-- start of Dataset excerpts --

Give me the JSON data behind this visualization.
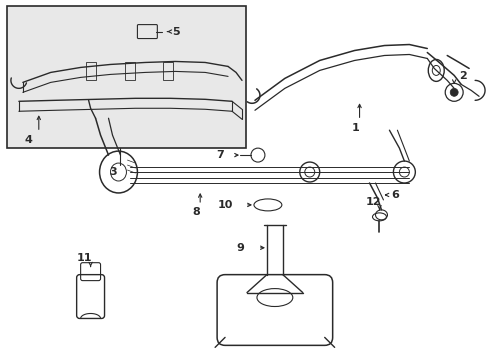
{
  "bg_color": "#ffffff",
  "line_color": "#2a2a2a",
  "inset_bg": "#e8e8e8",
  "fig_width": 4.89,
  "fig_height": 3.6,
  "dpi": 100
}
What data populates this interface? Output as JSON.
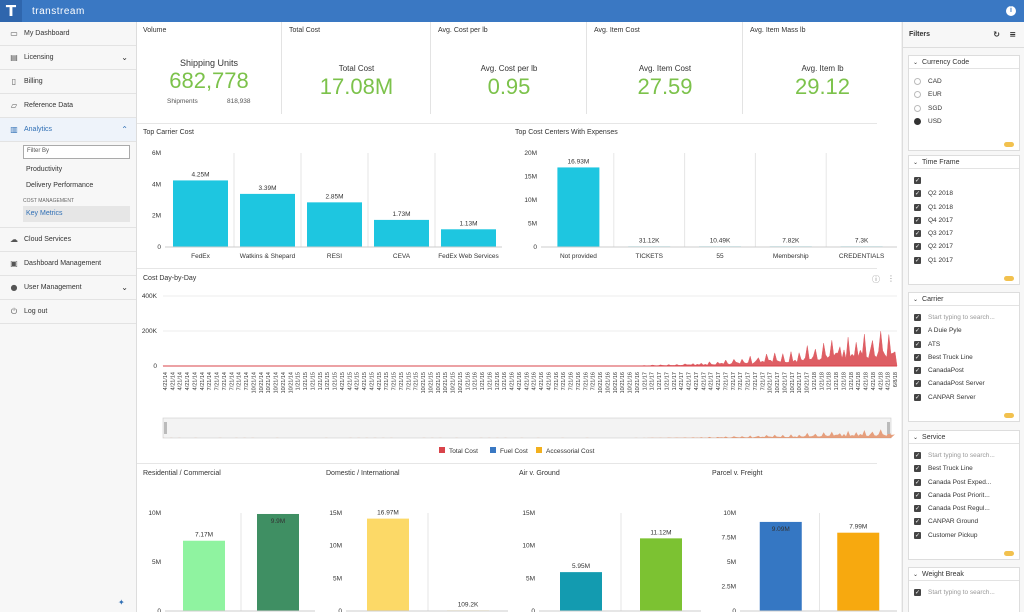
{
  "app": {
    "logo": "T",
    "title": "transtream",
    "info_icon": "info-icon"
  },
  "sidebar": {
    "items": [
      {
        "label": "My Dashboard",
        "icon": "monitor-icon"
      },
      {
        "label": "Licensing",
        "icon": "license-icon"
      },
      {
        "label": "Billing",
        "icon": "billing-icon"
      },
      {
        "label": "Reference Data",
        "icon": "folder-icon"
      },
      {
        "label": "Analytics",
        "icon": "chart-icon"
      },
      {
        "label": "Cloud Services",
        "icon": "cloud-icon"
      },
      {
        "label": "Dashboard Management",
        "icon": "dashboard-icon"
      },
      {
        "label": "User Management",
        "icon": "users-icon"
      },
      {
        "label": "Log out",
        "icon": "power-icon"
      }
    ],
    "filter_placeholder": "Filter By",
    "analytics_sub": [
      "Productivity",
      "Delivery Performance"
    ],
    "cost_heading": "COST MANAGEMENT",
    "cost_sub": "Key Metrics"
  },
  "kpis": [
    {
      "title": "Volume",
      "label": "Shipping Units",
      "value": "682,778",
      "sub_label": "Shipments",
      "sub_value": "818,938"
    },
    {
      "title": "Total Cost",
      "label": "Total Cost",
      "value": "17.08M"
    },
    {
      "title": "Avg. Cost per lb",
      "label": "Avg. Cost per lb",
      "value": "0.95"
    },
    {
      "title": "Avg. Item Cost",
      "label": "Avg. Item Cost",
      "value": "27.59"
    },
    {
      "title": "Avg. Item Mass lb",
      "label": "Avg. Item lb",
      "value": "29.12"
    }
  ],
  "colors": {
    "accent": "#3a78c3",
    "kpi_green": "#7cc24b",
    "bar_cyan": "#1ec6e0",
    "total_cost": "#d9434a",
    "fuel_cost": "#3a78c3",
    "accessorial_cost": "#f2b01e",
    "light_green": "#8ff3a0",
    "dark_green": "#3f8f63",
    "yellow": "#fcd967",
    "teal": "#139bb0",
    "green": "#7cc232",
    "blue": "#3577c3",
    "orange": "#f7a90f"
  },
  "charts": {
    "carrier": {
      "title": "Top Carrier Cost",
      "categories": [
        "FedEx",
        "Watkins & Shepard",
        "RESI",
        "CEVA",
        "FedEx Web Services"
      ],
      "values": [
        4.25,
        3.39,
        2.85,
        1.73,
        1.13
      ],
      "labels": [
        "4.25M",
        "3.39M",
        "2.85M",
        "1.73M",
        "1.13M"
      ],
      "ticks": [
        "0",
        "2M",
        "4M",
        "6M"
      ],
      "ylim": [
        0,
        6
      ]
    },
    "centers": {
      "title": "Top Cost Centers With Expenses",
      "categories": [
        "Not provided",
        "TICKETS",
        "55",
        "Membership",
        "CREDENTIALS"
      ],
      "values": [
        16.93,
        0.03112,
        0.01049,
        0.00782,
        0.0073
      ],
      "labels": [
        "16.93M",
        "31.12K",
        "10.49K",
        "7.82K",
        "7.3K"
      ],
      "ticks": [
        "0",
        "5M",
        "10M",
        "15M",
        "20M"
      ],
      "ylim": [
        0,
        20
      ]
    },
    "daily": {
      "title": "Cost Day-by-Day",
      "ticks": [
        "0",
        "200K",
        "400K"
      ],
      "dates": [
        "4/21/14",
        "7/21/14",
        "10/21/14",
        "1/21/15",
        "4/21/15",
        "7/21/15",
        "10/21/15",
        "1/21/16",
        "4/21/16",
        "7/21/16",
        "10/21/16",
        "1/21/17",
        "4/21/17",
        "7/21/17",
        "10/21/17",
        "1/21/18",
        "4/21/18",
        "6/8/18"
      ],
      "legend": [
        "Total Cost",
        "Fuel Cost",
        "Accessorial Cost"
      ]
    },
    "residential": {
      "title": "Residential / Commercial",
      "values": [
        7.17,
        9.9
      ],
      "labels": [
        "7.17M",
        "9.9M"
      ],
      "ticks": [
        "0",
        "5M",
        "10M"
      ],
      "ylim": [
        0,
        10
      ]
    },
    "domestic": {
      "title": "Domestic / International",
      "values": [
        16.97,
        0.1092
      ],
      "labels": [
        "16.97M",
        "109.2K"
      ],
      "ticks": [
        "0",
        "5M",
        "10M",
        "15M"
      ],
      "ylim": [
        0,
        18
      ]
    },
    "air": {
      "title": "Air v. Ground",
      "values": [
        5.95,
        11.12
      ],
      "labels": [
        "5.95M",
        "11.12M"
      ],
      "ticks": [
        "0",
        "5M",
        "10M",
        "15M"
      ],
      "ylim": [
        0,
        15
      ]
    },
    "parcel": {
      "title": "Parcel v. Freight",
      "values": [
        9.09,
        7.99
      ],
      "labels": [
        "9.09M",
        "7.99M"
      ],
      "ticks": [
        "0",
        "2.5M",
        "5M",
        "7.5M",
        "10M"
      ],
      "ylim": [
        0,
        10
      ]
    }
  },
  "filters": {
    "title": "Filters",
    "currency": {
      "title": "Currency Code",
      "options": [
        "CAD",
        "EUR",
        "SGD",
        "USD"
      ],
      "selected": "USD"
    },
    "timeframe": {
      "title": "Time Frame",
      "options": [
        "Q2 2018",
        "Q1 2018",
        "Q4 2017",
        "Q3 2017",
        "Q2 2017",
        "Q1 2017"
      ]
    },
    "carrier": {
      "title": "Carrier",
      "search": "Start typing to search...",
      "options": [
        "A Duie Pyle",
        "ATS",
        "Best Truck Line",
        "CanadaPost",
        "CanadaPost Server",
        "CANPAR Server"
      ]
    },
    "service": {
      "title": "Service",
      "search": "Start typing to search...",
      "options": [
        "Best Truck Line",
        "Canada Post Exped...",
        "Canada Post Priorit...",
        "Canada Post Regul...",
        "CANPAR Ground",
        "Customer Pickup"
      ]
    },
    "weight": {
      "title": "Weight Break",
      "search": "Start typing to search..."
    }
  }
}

-- end of Dataset excerpts --
-- start of Dataset excerpts --

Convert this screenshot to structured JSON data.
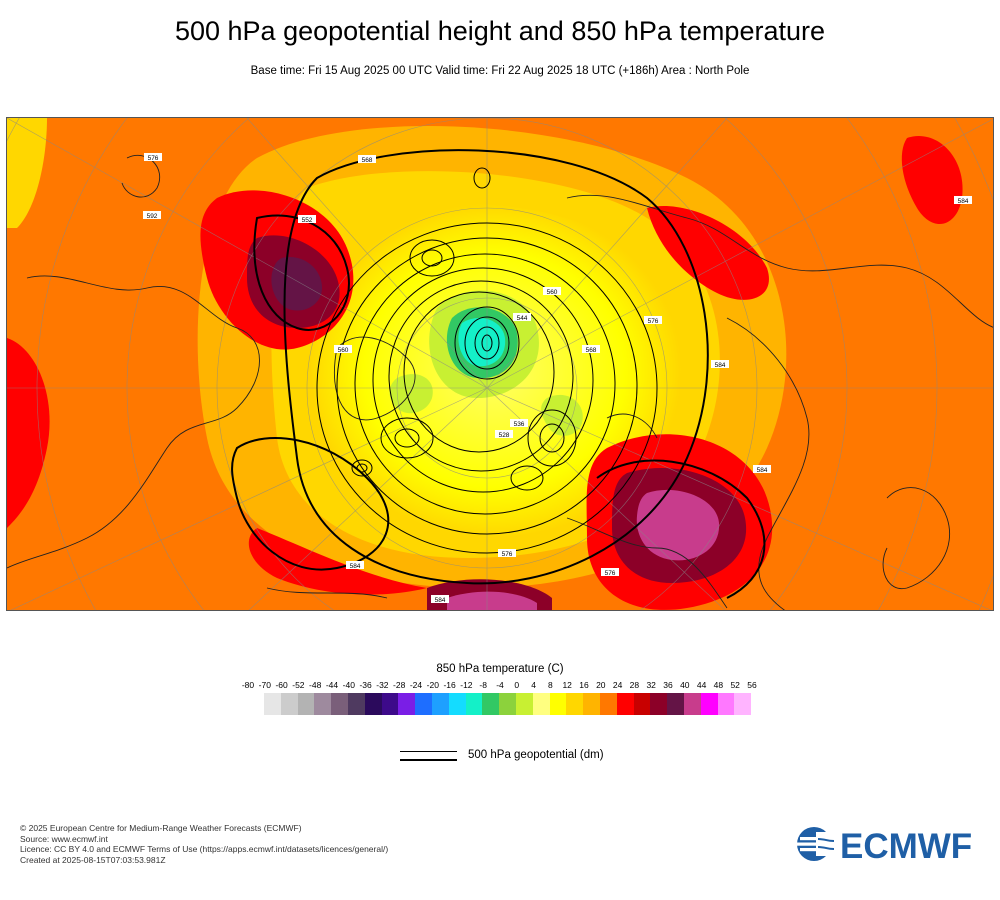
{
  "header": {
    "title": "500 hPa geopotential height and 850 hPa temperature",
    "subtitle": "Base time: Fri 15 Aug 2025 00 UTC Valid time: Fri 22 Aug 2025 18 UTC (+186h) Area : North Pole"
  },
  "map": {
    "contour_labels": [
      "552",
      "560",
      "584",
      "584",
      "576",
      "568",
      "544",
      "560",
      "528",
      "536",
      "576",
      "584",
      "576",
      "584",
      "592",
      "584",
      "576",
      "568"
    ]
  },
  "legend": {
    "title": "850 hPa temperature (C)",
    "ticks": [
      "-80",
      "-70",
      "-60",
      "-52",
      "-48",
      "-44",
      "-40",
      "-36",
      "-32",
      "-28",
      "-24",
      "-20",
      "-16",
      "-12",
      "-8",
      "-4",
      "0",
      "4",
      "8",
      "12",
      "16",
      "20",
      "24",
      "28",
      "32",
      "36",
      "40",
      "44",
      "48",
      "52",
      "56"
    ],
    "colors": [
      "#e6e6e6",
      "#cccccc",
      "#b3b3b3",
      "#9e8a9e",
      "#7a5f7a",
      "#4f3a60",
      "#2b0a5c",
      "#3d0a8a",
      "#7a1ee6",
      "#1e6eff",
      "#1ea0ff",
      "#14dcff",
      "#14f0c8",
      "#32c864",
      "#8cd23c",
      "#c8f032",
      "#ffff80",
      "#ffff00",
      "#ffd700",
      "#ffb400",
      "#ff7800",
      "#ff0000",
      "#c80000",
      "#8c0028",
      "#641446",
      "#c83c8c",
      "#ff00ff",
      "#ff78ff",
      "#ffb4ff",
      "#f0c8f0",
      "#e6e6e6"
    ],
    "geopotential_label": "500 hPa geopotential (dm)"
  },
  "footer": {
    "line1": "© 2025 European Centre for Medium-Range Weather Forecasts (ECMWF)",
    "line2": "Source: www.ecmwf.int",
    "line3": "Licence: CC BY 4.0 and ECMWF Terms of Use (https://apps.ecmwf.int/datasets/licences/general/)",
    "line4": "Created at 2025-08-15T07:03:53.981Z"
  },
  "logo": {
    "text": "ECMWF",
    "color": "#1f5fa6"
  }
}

-- end of Dataset excerpts --
-- start of Dataset excerpts --

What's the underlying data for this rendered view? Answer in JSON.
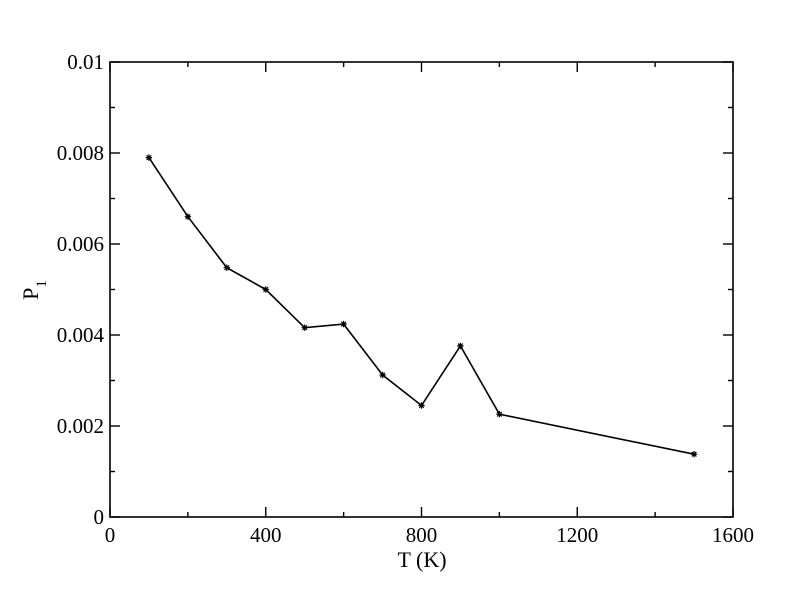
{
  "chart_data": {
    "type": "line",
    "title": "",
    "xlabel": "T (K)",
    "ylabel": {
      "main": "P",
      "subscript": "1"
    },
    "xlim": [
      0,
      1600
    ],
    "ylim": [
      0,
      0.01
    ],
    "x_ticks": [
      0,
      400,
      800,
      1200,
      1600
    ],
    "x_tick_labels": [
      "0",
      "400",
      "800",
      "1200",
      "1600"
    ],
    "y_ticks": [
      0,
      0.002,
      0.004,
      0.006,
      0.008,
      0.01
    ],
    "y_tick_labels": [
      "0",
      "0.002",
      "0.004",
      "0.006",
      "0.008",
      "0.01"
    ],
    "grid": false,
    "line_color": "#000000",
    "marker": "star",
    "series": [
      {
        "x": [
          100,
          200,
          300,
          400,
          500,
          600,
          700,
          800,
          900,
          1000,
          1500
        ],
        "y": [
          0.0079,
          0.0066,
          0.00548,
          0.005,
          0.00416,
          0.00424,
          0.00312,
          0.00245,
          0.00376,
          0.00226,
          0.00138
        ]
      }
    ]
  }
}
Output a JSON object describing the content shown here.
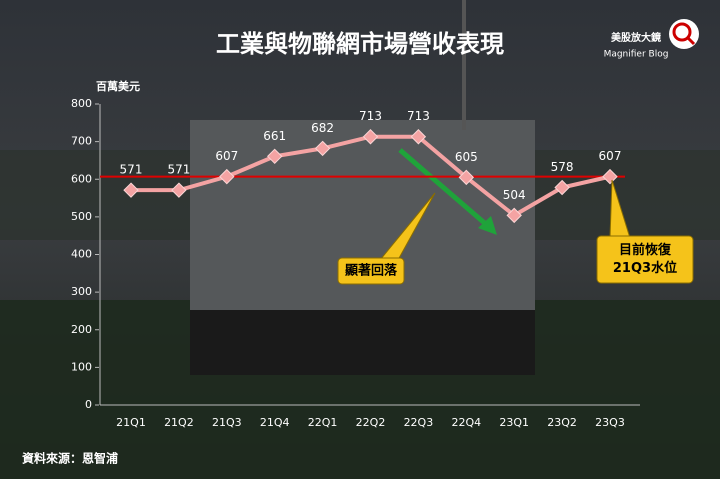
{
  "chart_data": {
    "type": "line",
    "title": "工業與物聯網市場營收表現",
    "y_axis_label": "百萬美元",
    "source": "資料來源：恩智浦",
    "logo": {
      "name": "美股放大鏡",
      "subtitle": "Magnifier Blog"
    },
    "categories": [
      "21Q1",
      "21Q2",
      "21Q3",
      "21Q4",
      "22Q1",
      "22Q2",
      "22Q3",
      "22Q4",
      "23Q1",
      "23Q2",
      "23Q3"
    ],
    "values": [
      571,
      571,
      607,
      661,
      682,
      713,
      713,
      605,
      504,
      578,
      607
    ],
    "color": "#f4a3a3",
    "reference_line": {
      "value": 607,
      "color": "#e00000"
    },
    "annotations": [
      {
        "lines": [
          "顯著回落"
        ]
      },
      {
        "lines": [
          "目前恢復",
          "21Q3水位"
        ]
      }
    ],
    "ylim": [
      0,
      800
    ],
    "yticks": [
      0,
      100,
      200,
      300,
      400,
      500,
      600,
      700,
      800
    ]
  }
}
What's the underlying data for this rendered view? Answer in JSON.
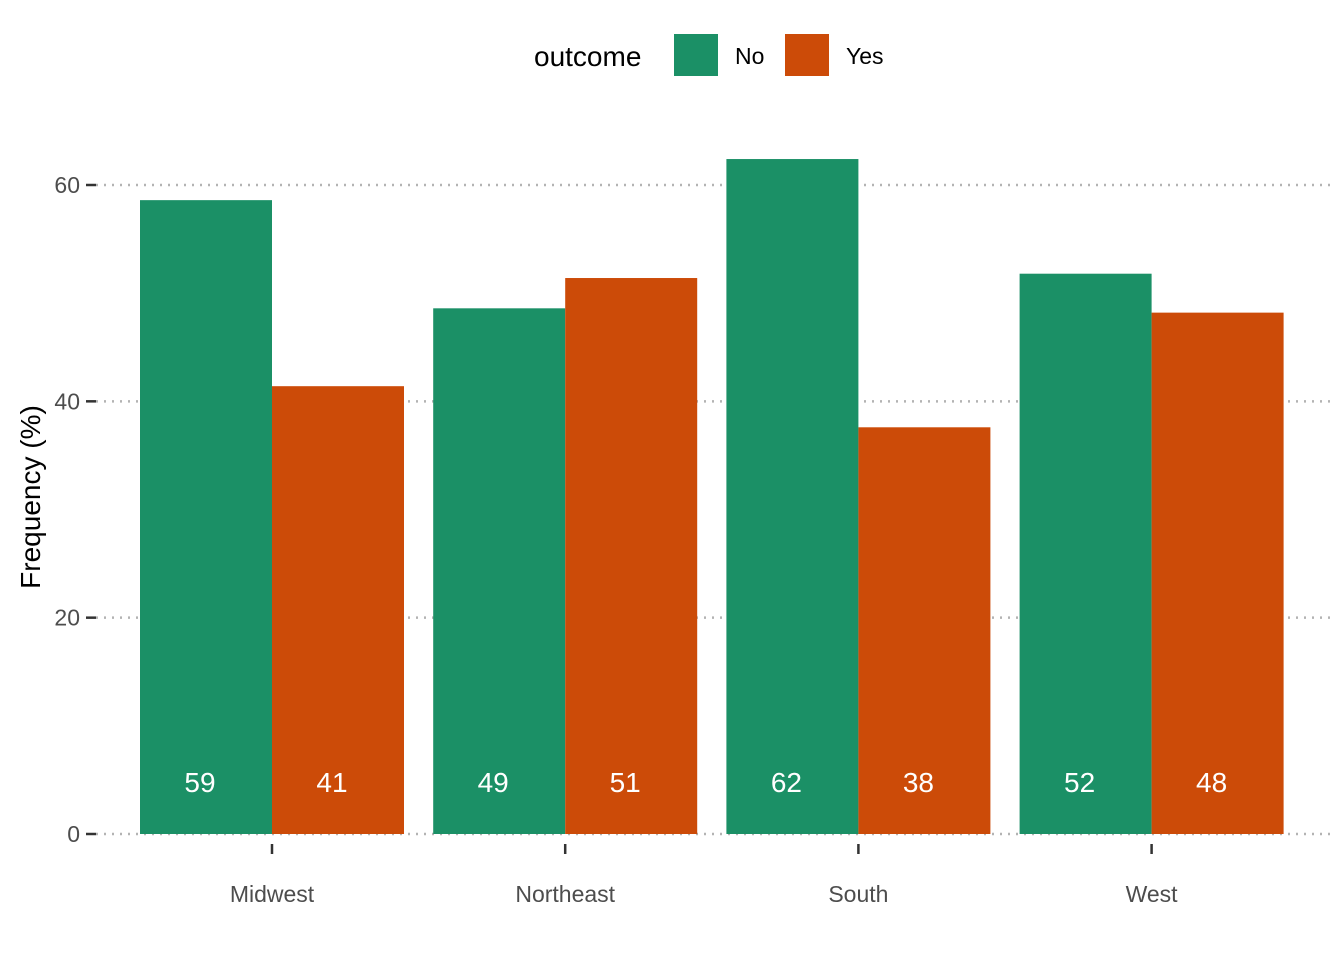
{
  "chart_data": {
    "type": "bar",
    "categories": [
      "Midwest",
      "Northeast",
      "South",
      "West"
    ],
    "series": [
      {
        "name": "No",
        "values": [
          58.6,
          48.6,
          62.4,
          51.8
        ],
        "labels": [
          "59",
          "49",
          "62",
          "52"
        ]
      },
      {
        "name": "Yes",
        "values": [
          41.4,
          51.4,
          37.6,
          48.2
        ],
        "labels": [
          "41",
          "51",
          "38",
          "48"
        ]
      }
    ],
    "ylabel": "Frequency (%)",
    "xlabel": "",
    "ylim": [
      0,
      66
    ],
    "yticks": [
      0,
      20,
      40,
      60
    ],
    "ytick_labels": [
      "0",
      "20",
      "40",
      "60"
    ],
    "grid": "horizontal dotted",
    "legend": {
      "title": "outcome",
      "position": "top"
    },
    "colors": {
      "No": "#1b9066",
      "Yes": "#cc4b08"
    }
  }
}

-- end of Dataset excerpts --

◆ Instructions to follow ◆
Look for the word "Output" and return every line where it occurs.

◆ Finished exercise ◆
What data populates this interface? Output as JSON.
Output a JSON object describing the content shown here.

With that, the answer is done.